Task instructions: Return the records, each one exactly as written.

:: Source records ::

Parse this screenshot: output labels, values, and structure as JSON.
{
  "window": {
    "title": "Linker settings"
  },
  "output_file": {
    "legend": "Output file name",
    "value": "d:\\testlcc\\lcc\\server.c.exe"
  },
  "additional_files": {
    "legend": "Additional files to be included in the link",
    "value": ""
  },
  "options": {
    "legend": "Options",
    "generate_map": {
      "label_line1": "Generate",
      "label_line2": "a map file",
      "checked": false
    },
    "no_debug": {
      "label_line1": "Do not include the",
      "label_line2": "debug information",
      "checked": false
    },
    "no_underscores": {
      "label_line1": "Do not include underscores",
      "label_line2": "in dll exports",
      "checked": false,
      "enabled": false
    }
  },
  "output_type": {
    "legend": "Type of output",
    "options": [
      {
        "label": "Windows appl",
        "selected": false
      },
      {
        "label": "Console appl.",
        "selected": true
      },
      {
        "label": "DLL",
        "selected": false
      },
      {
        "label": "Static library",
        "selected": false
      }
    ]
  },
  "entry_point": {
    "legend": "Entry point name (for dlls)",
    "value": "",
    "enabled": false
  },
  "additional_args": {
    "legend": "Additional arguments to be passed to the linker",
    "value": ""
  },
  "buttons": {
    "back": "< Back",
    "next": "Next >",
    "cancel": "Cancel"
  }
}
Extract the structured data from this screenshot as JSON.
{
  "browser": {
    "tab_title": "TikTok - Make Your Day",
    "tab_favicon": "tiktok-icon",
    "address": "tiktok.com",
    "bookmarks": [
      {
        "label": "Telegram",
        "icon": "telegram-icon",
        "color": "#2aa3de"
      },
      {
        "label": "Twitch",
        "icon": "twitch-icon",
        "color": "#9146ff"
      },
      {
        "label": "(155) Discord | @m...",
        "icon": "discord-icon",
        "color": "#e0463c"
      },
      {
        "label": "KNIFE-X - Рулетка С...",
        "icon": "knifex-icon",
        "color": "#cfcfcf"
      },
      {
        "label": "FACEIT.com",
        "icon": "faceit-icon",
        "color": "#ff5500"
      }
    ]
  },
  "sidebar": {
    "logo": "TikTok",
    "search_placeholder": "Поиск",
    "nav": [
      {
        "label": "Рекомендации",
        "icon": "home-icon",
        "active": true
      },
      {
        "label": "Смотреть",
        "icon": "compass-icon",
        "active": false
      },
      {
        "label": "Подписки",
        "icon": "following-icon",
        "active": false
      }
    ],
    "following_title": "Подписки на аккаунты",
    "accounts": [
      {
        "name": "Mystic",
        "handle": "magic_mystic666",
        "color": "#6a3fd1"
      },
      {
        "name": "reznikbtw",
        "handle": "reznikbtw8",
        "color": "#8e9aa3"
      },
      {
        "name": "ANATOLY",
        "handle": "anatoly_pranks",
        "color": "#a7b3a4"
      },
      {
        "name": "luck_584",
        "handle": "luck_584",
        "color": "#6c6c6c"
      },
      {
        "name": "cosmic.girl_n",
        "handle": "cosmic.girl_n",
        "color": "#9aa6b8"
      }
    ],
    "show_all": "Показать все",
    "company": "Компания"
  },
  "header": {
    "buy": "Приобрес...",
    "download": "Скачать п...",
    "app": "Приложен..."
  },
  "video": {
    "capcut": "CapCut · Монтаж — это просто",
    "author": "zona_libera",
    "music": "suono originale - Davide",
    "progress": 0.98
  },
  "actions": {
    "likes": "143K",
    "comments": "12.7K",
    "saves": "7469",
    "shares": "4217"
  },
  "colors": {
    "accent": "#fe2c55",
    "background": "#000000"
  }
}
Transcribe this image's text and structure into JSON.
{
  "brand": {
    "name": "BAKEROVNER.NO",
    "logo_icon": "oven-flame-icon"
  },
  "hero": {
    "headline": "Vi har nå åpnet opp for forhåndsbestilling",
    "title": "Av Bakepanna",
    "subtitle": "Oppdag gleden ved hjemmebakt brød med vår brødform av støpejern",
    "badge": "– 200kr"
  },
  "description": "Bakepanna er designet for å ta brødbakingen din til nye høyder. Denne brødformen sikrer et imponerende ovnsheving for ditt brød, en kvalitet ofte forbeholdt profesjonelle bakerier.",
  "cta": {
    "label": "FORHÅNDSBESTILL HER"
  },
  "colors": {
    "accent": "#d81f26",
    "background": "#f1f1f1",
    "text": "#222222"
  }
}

:::

Correct output:
Parse this screenshot: output labels, values, and structure as JSON.
{
  "window": {
    "title": "Linker settings"
  },
  "output_file": {
    "legend": "Output file name",
    "value": "d:\\testlcc\\lcc\\server.c.exe"
  },
  "additional_files": {
    "legend": "Additional files to be included in the link",
    "value": ""
  },
  "options": {
    "legend": "Options",
    "generate_map": {
      "label_line1": "Generate",
      "label_line2": "a map file",
      "checked": false
    },
    "no_debug": {
      "label_line1": "Do not include the",
      "label_line2": "debug information",
      "checked": false
    },
    "no_underscores": {
      "label_line1": "Do not include underscores",
      "label_line2": "in dll exports",
      "checked": false,
      "enabled": false
    }
  },
  "output_type": {
    "legend": "Type of output",
    "options": [
      {
        "label": "Windows appl",
        "selected": false
      },
      {
        "label": "Console appl.",
        "selected": true
      },
      {
        "label": "DLL",
        "selected": false
      },
      {
        "label": "Static library",
        "selected": false
      }
    ]
  },
  "entry_point": {
    "legend": "Entry point name (for dlls)",
    "value": "",
    "enabled": false
  },
  "additional_args": {
    "legend": "Additional arguments to be passed to the linker",
    "value": ""
  },
  "buttons": {
    "back": "< Back",
    "next": "Next >",
    "cancel": "Cancel"
  }
}
Extract the structured data from this screenshot as JSON.
{
  "browser": {
    "tab_title": "TikTok - Make Your Day",
    "tab_favicon": "tiktok-icon",
    "address": "tiktok.com",
    "bookmarks": [
      {
        "label": "Telegram",
        "icon": "telegram-icon",
        "color": "#2aa3de"
      },
      {
        "label": "Twitch",
        "icon": "twitch-icon",
        "color": "#9146ff"
      },
      {
        "label": "(155) Discord | @m...",
        "icon": "discord-icon",
        "color": "#e0463c"
      },
      {
        "label": "KNIFE-X - Рулетка С...",
        "icon": "knifex-icon",
        "color": "#cfcfcf"
      },
      {
        "label": "FACEIT.com",
        "icon": "faceit-icon",
        "color": "#ff5500"
      }
    ]
  },
  "sidebar": {
    "logo": "TikTok",
    "search_placeholder": "Поиск",
    "nav": [
      {
        "label": "Рекомендации",
        "icon": "home-icon",
        "active": true
      },
      {
        "label": "Смотреть",
        "icon": "compass-icon",
        "active": false
      },
      {
        "label": "Подписки",
        "icon": "following-icon",
        "active": false
      }
    ],
    "following_title": "Подписки на аккаунты",
    "accounts": [
      {
        "name": "Mystic",
        "handle": "magic_mystic666",
        "color": "#6a3fd1"
      },
      {
        "name": "reznikbtw",
        "handle": "reznikbtw8",
        "color": "#8e9aa3"
      },
      {
        "name": "ANATOLY",
        "handle": "anatoly_pranks",
        "color": "#a7b3a4"
      },
      {
        "name": "luck_584",
        "handle": "luck_584",
        "color": "#6c6c6c"
      },
      {
        "name": "cosmic.girl_n",
        "handle": "cosmic.girl_n",
        "color": "#9aa6b8"
      }
    ],
    "show_all": "Показать все",
    "company": "Компания"
  },
  "header": {
    "buy": "Приобрес...",
    "download": "Скачать п...",
    "app": "Приложен..."
  },
  "video": {
    "capcut": "CapCut · Монтаж — это просто",
    "author": "zona_libera",
    "music": "suono originale - Davide",
    "progress": 0.98
  },
  "actions": {
    "likes": "143K",
    "comments": "12.7K",
    "saves": "7469",
    "shares": "4217"
  },
  "colors": {
    "accent": "#fe2c55",
    "background": "#000000"
  }
}
Transcribe this image's text and structure into JSON.
{
  "brand": {
    "name": "BAKEROVNER.NO",
    "logo_icon": "oven-flame-icon"
  },
  "hero": {
    "headline": "Vi har nå åpnet opp for forhåndsbestilling",
    "title": "Av Bakepanna",
    "subtitle": "Oppdag gleden ved hjemmebakt brød med vår brødform av støpejern",
    "badge": "– 200kr"
  },
  "description": "Bakepanna er designet for å ta brødbakingen din til nye høyder. Denne brødformen sikrer et imponerende ovnsheving for ditt brød, en kvalitet ofte forbeholdt profesjonelle bakerier.",
  "cta": {
    "label": "FORHÅNDSBESTILL HER"
  },
  "colors": {
    "accent": "#d81f26",
    "background": "#f1f1f1",
    "text": "#222222"
  }
}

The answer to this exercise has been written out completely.